Task objective
The data below needs to be returned exactly, line for line.

[Dataset items]
[start]
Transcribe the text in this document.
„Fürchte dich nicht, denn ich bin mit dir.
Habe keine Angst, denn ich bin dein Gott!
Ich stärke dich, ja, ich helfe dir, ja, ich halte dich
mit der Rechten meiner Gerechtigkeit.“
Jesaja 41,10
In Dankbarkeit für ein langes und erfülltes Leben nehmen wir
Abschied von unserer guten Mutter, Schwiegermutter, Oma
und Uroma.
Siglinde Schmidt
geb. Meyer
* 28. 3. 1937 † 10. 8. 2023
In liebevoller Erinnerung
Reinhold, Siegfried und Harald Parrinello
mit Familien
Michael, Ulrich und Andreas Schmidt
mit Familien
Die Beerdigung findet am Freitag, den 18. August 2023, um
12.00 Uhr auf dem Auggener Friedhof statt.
[end]
Task result
Transcribe the text in this document.
„Fürchte dich nicht, denn ich bin mit dir.
Habe keine Angst, denn ich bin dein Gott!
Ich stärke dich, ja, ich helfe dir, ja, ich halte dich
mit der Rechten meiner Gerechtigkeit.“
Jesaja 41,10
In Dankbarkeit für ein langes und erfülltes Leben nehmen wir
Abschied von unserer guten Mutter, Schwiegermutter, Oma
und Uroma.
Siglinde Schmidt
geb. Meyer
* 28. 3. 1937 † 10. 8. 2023
In liebevoller Erinnerung
Reinhold, Siegfried und Harald Parrinello
mit Familien
Michael, Ulrich und Andreas Schmidt
mit Familien
Die Beerdigung findet am Freitag, den 18. August 2023, um
12.00 Uhr auf dem Auggener Friedhof statt.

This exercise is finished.